%%

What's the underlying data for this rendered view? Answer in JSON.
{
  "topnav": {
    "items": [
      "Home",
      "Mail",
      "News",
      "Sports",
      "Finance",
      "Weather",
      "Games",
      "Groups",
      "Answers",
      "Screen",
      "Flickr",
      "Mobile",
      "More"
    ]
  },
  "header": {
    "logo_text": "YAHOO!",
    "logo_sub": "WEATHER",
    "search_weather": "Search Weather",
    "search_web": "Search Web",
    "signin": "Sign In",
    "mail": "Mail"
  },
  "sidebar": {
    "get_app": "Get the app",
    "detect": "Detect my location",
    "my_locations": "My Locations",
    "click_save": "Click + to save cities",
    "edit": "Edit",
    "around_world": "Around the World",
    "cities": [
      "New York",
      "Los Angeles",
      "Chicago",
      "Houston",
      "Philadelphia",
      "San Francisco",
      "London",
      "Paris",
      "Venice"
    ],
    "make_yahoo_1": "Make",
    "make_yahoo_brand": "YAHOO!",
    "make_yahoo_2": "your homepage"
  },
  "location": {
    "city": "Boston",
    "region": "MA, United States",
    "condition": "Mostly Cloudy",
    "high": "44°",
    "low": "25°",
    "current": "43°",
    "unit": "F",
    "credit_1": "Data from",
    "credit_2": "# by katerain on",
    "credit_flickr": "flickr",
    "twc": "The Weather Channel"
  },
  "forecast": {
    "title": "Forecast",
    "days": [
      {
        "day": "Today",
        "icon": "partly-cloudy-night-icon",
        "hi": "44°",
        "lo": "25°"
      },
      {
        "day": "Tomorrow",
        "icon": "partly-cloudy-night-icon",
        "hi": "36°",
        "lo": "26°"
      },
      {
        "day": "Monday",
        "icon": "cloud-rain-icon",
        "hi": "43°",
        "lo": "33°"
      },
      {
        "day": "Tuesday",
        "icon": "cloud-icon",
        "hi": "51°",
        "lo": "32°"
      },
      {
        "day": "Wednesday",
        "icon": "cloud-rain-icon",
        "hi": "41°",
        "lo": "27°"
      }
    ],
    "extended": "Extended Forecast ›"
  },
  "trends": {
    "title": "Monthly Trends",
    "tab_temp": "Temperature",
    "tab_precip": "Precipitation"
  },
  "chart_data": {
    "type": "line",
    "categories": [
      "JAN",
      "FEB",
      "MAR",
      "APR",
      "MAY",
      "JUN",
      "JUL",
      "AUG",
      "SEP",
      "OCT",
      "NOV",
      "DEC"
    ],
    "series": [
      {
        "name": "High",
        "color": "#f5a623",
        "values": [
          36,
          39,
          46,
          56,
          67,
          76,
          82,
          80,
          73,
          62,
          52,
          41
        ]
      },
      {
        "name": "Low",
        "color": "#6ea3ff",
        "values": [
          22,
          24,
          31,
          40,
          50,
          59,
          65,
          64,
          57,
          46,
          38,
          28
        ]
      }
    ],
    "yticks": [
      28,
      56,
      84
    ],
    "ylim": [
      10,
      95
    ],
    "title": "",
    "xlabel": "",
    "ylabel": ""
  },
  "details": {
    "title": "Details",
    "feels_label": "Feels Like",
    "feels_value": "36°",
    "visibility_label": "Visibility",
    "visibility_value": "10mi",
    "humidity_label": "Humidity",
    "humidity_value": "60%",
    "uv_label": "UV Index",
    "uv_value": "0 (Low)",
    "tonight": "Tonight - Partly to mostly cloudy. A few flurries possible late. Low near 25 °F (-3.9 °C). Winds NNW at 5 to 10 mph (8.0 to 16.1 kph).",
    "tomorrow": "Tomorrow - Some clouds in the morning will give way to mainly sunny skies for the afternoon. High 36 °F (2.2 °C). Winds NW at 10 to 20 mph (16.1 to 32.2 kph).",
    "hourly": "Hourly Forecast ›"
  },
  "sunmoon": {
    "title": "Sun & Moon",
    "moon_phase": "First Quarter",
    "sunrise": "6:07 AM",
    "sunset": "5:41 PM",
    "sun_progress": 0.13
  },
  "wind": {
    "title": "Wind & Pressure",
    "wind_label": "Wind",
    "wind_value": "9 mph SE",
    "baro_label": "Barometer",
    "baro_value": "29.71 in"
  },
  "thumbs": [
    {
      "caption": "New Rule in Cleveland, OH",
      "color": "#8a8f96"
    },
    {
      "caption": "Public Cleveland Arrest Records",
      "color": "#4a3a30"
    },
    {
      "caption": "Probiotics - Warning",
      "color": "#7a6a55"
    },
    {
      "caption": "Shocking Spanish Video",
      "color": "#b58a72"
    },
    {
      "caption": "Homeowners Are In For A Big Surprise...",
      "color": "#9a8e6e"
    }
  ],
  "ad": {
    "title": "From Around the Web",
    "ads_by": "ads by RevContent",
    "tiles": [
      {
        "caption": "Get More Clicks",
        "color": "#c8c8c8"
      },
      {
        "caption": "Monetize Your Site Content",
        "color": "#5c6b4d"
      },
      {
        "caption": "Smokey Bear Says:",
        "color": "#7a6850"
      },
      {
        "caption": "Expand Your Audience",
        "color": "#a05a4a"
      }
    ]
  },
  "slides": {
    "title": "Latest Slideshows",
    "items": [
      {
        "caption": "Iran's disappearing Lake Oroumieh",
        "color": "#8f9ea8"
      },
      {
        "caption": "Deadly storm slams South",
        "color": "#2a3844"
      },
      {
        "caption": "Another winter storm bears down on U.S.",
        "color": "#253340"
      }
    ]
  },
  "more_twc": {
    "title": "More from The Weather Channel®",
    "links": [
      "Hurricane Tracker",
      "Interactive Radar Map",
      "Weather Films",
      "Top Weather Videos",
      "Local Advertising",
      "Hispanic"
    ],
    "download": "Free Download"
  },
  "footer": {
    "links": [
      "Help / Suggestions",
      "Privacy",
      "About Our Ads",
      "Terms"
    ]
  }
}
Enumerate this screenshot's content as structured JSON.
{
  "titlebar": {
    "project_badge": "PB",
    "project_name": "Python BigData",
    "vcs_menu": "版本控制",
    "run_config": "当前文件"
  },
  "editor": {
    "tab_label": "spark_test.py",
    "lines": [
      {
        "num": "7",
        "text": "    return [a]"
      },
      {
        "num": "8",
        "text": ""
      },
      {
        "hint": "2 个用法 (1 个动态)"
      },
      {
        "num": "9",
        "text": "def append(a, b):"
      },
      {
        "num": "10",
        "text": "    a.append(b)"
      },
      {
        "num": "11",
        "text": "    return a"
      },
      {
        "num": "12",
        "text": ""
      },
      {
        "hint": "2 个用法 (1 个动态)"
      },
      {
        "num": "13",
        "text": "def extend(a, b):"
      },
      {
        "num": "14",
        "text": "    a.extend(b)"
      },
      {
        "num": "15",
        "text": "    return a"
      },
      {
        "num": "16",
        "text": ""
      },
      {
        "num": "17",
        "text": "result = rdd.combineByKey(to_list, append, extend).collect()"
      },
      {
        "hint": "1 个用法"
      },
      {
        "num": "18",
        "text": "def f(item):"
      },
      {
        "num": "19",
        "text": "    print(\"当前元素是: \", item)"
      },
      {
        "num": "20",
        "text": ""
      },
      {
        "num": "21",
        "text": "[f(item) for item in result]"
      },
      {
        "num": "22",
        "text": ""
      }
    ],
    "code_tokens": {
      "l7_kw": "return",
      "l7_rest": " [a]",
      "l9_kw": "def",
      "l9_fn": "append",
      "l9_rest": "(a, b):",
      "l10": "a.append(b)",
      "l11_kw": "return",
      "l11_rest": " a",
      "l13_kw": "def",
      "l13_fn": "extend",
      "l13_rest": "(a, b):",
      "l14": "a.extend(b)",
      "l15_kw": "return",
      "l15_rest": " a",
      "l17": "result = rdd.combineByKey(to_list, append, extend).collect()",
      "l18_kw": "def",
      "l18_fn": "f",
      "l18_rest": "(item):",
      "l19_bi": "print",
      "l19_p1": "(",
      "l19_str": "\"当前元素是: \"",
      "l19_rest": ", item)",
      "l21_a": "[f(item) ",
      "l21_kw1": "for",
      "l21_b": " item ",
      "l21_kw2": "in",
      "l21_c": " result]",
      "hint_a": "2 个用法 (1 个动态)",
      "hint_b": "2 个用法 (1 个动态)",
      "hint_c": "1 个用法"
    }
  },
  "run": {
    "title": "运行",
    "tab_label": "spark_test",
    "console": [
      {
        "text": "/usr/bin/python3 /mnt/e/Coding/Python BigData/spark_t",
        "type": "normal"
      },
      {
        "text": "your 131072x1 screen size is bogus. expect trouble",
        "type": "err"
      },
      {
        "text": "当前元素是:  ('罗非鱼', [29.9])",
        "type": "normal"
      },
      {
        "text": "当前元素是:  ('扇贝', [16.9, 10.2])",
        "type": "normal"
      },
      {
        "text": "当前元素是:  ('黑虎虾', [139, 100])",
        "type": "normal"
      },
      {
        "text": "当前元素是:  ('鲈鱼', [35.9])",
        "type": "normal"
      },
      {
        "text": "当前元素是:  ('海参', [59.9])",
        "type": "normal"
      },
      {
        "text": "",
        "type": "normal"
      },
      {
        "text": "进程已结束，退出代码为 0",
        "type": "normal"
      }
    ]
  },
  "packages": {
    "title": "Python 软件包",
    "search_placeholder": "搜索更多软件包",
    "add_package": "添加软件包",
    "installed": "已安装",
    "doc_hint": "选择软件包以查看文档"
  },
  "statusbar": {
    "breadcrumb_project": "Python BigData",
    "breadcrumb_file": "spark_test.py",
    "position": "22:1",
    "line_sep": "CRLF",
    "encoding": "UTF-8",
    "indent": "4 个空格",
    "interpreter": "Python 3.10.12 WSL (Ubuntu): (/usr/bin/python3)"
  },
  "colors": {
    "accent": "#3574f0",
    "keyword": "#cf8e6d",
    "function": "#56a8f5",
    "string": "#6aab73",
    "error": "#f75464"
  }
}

%%

The exercise:
Copy every line of the listing containing the string "collect".

Solution for this task:
        "text": "result = rdd.combineByKey(to_list, append, extend).collect()"
      "l17": "result = rdd.combineByKey(to_list, append, extend).collect()",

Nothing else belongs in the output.